:: Extracted text ::
···

19 Jul 2012
- Written by Dr. Timothy Moore
If you're a vegan like I am and rely solely on a plant-based diet for good health, you may have been approached with this question: "Where do you get your protein if you're not eating meat?"
We are a nation of animal lovers. We raise them as pets, and others we eat as food. If you think about it for a moment, it sounds gross for someone to eat a carcass. Can a pig or hog be someone's pet? I don't know. What about a cow or a little lamb? Lamb chops might taste good to some people, but I can't stomach it.
If you're so concerned about getting protein in your diet, there is a way. Many of the children in war-ravaged Africa and other barren lands are suffering from malnourishment. But you'll never hear about them being deficient in protein. Rice is a staple in those lands, and it is rich in protein.
I used to be a carnivore. Like most people, I consumed my portion and someone else's. I loved it and paid the price, though. My health started spiraling out of control. It didn't take long for me to realize that it was my fault that my health was failing – all because I was greedy and addicted to the carcass.
We are taught that protein comes from cows, pigs, chickens, and other forms of animal products. It is my contention that we don't need animal protein to survive. We really don't. In fact, the top leading authorities are on the wrong side of this issue. The truth of the matter is a plant-based diet will provide all the protein you need to survive.
If you're in ill health, though, you'll have to watch out for heart attacks. They kill 1.2 million people a year, and they're totally preventable. By choosing a low-fat, plant-based diet, lives could be saved, according to the American Heart Association. But death is inevitable if the pathway to good health is blocked because of bad eating habits or consistently consuming a diet of animal carcasses.

···

Items listed in a dataset
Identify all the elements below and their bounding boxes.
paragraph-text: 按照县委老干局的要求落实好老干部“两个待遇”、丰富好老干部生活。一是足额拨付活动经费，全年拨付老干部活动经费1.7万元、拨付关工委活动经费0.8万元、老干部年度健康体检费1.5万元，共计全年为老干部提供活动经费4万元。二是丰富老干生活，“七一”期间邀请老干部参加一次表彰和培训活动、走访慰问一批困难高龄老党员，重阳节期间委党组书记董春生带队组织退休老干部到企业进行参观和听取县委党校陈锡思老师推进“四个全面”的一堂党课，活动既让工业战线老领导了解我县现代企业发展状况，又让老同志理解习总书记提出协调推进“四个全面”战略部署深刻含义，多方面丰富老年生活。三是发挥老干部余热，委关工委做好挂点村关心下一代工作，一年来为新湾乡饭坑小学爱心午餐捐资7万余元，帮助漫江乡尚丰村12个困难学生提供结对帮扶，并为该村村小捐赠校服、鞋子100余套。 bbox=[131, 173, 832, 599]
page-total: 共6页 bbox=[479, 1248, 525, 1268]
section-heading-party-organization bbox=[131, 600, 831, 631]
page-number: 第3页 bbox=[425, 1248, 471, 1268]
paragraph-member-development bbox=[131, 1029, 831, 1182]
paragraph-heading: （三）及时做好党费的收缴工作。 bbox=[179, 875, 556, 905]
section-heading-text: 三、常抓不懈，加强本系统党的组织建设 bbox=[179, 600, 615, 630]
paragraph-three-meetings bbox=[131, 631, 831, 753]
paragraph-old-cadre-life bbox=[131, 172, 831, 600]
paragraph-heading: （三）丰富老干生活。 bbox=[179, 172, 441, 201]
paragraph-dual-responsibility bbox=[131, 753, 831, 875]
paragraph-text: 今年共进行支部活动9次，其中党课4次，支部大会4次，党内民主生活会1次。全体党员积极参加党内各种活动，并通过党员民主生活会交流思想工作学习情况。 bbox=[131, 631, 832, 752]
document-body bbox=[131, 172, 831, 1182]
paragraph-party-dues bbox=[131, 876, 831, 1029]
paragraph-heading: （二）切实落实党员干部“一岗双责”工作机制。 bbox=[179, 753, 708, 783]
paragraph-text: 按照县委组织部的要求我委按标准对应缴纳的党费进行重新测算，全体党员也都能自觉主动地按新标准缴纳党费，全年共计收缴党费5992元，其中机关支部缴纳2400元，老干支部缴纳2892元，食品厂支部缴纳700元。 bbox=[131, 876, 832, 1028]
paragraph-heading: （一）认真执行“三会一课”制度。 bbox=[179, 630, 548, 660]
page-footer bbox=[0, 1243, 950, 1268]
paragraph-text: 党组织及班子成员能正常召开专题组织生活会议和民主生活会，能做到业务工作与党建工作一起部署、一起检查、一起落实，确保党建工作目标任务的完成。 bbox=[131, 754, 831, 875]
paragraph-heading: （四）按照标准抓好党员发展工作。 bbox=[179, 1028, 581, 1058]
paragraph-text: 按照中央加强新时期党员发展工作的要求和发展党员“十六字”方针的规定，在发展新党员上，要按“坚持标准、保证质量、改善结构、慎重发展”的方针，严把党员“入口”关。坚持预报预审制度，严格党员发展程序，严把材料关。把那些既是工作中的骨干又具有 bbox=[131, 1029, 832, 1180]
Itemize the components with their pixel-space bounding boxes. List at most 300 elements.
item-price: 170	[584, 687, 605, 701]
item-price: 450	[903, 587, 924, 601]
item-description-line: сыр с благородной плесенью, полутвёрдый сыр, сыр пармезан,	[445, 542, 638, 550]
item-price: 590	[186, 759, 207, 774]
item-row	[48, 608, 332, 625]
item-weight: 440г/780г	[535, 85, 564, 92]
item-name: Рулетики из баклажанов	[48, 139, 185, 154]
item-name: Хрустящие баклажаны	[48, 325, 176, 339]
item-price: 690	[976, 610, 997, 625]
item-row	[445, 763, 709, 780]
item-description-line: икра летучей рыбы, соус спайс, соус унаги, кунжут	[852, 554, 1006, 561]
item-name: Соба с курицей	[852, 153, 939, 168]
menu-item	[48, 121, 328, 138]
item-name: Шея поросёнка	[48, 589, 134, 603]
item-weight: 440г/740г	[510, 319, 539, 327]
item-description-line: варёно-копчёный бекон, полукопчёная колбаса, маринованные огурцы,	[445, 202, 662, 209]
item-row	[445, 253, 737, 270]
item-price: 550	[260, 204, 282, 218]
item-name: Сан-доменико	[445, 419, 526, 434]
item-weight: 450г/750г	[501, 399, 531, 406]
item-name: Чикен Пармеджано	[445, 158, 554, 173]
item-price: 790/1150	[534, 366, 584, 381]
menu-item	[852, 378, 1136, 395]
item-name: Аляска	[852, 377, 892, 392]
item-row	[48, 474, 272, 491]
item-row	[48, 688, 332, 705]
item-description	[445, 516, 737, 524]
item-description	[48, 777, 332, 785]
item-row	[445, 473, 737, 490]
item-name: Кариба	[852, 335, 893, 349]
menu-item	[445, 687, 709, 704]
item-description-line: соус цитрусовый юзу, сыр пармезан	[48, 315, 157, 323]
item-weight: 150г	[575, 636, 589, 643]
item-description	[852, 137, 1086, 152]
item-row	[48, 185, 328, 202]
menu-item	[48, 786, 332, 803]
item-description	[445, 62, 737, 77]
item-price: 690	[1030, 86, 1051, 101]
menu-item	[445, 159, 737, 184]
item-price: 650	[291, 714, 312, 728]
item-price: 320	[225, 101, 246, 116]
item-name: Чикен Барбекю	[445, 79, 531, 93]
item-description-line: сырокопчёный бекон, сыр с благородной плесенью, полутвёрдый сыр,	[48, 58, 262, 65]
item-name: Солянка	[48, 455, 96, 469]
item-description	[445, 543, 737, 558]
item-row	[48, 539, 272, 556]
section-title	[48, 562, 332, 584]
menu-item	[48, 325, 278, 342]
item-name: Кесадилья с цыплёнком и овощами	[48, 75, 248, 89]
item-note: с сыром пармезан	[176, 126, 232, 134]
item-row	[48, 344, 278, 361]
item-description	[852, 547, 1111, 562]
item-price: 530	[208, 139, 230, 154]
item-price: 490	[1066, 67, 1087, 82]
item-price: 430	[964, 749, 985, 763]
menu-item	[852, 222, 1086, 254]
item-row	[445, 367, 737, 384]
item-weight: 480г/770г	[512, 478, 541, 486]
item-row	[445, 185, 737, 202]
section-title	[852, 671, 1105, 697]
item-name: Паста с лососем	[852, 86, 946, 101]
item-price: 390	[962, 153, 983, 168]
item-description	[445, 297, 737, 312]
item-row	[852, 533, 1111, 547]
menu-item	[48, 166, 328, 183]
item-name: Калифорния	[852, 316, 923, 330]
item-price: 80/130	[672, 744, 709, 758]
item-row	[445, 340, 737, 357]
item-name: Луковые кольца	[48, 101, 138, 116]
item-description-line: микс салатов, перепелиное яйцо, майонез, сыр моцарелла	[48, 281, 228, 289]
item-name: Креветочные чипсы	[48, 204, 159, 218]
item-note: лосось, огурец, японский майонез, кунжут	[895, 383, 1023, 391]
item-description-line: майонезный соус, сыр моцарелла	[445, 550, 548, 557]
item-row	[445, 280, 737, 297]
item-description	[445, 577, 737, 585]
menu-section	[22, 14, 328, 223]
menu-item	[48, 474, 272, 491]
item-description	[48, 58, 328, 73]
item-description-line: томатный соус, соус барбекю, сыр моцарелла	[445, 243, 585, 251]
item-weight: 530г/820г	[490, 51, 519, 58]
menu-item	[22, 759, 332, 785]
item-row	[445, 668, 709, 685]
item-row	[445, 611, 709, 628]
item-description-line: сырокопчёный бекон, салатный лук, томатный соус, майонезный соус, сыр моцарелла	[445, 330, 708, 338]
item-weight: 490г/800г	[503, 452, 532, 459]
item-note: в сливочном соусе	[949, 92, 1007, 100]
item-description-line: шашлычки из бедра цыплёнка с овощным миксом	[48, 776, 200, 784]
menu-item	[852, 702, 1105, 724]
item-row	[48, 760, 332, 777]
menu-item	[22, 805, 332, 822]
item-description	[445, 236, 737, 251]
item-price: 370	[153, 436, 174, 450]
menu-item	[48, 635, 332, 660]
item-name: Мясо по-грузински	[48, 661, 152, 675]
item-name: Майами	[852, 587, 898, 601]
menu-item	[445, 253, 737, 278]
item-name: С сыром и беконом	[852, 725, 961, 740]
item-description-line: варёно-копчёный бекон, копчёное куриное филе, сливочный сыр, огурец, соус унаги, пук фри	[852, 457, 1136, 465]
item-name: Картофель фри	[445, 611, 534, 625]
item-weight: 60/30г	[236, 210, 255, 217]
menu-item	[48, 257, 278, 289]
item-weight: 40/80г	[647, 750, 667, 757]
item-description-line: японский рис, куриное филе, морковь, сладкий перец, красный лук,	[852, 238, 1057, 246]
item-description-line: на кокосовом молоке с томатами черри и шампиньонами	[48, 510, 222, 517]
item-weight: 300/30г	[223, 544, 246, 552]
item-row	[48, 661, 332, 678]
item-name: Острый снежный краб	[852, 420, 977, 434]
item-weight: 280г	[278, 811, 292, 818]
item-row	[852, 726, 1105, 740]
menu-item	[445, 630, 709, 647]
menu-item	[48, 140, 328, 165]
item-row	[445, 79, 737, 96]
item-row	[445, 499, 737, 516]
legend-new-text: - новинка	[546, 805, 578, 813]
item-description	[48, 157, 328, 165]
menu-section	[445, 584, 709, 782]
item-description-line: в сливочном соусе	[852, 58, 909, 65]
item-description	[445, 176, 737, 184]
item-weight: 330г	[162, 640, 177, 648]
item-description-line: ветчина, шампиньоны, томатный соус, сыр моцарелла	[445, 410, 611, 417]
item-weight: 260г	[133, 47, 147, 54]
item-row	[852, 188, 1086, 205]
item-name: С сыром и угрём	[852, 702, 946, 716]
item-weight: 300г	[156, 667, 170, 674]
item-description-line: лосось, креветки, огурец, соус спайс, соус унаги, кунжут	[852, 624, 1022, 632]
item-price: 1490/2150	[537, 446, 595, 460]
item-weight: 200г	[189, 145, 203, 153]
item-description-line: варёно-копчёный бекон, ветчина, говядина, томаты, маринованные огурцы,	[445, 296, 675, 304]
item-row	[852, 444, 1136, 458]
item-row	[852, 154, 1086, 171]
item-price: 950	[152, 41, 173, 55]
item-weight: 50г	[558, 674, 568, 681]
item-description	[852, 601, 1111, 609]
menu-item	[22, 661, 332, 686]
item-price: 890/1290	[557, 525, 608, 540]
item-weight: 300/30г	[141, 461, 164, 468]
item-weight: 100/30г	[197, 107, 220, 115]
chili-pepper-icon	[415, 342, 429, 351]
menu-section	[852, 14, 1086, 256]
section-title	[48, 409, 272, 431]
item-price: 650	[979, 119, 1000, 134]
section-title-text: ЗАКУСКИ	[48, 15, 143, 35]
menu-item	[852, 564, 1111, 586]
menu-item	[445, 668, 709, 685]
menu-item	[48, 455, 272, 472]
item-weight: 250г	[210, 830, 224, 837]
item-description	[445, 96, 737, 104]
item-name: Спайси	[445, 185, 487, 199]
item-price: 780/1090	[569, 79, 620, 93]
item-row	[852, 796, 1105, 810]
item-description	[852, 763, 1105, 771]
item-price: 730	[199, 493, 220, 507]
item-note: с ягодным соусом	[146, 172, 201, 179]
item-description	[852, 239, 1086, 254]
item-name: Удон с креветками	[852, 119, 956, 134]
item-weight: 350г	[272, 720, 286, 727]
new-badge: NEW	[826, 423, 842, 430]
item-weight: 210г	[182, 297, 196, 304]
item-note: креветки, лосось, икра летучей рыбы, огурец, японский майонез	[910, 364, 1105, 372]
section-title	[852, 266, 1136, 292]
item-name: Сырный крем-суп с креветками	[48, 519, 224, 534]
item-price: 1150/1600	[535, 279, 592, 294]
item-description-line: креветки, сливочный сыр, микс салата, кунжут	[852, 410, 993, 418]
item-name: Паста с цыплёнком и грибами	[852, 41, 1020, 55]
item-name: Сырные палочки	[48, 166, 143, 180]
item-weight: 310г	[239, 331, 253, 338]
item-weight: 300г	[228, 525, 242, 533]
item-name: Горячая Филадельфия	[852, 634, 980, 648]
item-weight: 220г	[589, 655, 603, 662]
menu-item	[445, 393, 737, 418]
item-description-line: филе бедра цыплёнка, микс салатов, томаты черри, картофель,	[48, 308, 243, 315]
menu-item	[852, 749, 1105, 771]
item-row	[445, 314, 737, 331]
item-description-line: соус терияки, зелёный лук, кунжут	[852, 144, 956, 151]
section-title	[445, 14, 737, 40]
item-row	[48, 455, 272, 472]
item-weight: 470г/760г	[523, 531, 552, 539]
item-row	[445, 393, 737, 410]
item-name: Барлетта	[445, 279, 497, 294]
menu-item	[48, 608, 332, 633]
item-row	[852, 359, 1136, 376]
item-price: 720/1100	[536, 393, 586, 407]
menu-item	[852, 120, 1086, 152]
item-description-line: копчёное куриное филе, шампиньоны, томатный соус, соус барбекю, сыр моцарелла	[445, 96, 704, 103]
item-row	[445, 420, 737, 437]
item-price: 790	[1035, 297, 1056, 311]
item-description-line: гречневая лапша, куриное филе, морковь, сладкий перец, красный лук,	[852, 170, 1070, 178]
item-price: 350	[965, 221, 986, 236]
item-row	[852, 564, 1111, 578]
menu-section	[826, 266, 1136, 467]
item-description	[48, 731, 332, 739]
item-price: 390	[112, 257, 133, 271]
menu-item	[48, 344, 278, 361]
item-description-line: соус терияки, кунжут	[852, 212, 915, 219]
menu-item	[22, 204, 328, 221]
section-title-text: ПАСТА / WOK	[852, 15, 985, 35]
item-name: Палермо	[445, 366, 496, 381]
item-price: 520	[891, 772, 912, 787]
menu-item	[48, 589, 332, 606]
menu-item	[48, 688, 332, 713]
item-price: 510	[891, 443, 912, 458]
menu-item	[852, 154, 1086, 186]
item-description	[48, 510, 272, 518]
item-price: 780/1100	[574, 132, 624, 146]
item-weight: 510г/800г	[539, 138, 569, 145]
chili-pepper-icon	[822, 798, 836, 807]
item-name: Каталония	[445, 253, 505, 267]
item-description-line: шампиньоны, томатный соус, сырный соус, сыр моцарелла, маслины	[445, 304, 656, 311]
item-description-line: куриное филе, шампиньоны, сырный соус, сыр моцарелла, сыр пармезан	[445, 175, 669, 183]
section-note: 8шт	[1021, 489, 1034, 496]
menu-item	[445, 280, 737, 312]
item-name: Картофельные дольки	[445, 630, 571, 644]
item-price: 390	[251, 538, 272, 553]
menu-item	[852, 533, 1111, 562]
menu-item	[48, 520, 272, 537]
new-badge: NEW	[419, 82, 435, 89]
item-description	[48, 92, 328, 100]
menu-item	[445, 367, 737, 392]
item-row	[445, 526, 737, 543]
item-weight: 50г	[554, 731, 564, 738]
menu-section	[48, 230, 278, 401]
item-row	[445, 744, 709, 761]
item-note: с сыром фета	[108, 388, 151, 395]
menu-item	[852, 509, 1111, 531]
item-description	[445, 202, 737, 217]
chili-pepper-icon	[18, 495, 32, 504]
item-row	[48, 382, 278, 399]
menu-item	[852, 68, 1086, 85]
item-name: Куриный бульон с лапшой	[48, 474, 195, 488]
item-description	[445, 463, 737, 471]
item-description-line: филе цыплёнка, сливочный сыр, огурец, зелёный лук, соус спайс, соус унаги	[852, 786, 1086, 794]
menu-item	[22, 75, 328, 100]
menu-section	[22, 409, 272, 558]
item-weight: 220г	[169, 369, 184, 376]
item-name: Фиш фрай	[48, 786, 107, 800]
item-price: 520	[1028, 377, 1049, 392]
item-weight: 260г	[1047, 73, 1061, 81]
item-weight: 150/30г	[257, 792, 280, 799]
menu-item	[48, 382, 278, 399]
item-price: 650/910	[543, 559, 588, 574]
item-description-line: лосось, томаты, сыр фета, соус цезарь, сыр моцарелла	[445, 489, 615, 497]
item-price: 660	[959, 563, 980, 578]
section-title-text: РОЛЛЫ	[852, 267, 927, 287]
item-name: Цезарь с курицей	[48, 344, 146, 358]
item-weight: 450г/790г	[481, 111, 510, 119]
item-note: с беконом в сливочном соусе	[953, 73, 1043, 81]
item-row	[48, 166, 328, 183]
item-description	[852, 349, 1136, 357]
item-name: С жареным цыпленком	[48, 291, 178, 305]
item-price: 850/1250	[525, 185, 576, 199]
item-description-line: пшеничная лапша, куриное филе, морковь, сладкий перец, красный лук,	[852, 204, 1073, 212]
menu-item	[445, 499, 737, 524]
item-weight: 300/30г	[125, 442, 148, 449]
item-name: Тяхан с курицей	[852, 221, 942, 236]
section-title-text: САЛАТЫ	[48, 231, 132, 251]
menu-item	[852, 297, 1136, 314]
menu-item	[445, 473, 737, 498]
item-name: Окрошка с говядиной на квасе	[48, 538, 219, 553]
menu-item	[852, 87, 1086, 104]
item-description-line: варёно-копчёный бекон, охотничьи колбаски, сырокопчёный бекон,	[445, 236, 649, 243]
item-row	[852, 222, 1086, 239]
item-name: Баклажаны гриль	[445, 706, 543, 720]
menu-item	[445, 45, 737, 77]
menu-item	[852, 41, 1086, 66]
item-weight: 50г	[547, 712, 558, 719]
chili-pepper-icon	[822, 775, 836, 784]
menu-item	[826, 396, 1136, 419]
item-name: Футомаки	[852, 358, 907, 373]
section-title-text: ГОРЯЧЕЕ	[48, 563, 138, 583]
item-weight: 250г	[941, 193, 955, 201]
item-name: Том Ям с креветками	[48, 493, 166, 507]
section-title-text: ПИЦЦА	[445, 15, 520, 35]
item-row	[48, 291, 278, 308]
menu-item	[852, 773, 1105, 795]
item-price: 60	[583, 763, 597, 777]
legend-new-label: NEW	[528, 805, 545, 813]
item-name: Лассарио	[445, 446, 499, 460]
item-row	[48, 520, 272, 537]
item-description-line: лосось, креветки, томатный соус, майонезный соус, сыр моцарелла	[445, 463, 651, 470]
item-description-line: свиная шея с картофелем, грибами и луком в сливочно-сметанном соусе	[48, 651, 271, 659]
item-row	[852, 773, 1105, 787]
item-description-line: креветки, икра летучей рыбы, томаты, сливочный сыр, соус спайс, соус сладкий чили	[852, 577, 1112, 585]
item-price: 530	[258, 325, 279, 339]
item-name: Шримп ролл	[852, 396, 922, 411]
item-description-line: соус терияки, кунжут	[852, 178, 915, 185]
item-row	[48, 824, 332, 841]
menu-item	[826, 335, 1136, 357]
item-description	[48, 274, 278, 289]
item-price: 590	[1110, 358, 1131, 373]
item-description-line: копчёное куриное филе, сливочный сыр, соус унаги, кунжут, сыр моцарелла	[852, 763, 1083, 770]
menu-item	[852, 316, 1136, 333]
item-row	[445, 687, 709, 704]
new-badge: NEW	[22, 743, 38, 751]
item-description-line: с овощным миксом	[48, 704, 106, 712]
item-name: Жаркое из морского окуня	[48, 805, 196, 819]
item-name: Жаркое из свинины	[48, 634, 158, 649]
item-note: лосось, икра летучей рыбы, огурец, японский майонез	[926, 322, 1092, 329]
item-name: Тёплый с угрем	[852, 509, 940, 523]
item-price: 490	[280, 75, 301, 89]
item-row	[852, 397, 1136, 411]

···

:: Work order A ::
Answer these questions about the article on plant-based protein:
(i) Which food does the article call a staple in war-ravaged Africa and other barren lands?
(ii) How many people a year does the article say heart attacks kill?
(iii) Which organization does the article credit with saying a low-fat, plant-based diet could save lives?
:: Work order B ::
Continue the article on plant-based protein after its final sentence.
The listing has no connection to the article on plant-based protein.

:: Reply A ::
(i) Rice
(ii) 1.2 million
(iii) The American Heart Association

:: Reply B ::
So how much protein is required to keep a person healthy? The World Health Organization recommends that men and women obtain 5 percent of their calories from protein. This would equate to 38 grams of protein for a man burning about 3,000 calories a day and 29 for a woman burning 2,400 calories a day.
The issue is the quality of the protein that's needed for an individual. Rice, for example, provides 71 grams of protein, while potatoes provide 64 grams. Lets look at the percentage of calories from plant-based protein, the kind we consume daily:
Green vegetables: Asparagus, 42; broccoli, 42; carrots, 10; lettuce, 40; Onions, 32; mushrooms, 12; and spinach, 51.
Starchy vegetables: Black beans, 27; cassava, 10; corn, 11; kidney beans, 27; peas, 28; potatoes, 8; sweet potato, 7; Grains & Flours: White Rice 7, white flour, 11; whole wheat flour, 16; brown rice, 9; cornmeal, 9; and oatmeal, 15.
Animal foods: Beef, 53; chicken, 46; pork, 29; salmon, 43; whole milk, 21; skim milk, 39; human milk 5, cheddar cheese, 25; cottage cheese, 69; and eggs, 32.
So if someone asks you where you get your protein, just explain to them that eating vegetables and starches will provide more protein than required. Question: Can a plant-based diet help you overcome all your health-related issues? I believe so.
Studies have been done regarding the impact of such a reversal in the diet on the modern man or woman. Many of these studies have shown that human beings who take in a large variety of fruits and vegetables actually have a much lower chance of contracting several kinds of diseases.
You can get protein from fruits and vegetables, but don't be naïve thinking that eating meat provides your only source of protein. That's poppycock!